- WHAT TO PRODUCE -
Exactly reproduce each line of the listing that follows.

Extracted records
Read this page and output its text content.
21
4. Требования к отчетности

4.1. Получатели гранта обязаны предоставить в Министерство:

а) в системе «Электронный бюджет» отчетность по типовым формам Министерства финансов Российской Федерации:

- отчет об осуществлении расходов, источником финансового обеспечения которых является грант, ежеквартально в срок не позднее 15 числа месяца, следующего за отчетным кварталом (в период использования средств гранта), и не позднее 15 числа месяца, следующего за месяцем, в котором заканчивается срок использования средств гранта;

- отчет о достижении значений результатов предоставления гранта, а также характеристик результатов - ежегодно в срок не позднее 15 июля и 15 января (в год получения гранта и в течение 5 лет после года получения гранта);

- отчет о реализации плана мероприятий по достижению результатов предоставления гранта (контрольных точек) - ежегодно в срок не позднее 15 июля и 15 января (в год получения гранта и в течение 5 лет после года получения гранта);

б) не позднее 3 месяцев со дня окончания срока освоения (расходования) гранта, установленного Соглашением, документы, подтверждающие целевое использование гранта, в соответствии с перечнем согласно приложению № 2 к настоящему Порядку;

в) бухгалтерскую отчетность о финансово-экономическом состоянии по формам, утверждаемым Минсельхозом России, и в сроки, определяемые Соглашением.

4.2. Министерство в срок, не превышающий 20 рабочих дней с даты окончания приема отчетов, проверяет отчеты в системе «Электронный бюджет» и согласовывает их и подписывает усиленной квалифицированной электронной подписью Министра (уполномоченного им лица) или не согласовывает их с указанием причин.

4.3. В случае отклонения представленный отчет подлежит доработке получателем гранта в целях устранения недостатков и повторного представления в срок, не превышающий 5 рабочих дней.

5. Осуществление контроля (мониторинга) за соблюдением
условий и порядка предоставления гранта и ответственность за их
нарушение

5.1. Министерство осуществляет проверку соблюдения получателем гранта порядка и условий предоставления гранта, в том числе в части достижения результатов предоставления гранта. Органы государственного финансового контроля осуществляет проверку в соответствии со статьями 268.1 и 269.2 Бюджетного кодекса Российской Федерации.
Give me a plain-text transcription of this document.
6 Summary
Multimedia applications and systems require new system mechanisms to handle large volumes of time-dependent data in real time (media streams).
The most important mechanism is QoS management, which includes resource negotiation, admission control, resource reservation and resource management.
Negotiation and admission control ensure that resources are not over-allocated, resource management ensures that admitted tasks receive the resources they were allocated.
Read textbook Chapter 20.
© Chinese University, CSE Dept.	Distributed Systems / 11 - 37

- EXERCISE OUTPUT -
Read this page and output its text content.
21
4. Требования к отчетности

4.1. Получатели гранта обязаны предоставить в Министерство:

а) в системе «Электронный бюджет» отчетность по типовым формам Министерства финансов Российской Федерации:

- отчет об осуществлении расходов, источником финансового обеспечения которых является грант, ежеквартально в срок не позднее 15 числа месяца, следующего за отчетным кварталом (в период использования средств гранта), и не позднее 15 числа месяца, следующего за месяцем, в котором заканчивается срок использования средств гранта;

- отчет о достижении значений результатов предоставления гранта, а также характеристик результатов - ежегодно в срок не позднее 15 июля и 15 января (в год получения гранта и в течение 5 лет после года получения гранта);

- отчет о реализации плана мероприятий по достижению результатов предоставления гранта (контрольных точек) - ежегодно в срок не позднее 15 июля и 15 января (в год получения гранта и в течение 5 лет после года получения гранта);

б) не позднее 3 месяцев со дня окончания срока освоения (расходования) гранта, установленного Соглашением, документы, подтверждающие целевое использование гранта, в соответствии с перечнем согласно приложению № 2 к настоящему Порядку;

в) бухгалтерскую отчетность о финансово-экономическом состоянии по формам, утверждаемым Минсельхозом России, и в сроки, определяемые Соглашением.

4.2. Министерство в срок, не превышающий 20 рабочих дней с даты окончания приема отчетов, проверяет отчеты в системе «Электронный бюджет» и согласовывает их и подписывает усиленной квалифицированной электронной подписью Министра (уполномоченного им лица) или не согласовывает их с указанием причин.

4.3. В случае отклонения представленный отчет подлежит доработке получателем гранта в целях устранения недостатков и повторного представления в срок, не превышающий 5 рабочих дней.

5. Осуществление контроля (мониторинга) за соблюдением
условий и порядка предоставления гранта и ответственность за их
нарушение

5.1. Министерство осуществляет проверку соблюдения получателем гранта порядка и условий предоставления гранта, в том числе в части достижения результатов предоставления гранта. Органы государственного финансового контроля осуществляет проверку в соответствии со статьями 268.1 и 269.2 Бюджетного кодекса Российской Федерации.
Give me a plain-text transcription of this document.
6 Summary
Multimedia applications and systems require new system mechanisms to handle large volumes of time-dependent data in real time (media streams).
The most important mechanism is QoS management, which includes resource negotiation, admission control, resource reservation and resource management.
Negotiation and admission control ensure that resources are not over-allocated, resource management ensures that admitted tasks receive the resources they were allocated.
Read textbook Chapter 20.
© Chinese University, CSE Dept.	Distributed Systems / 11 - 37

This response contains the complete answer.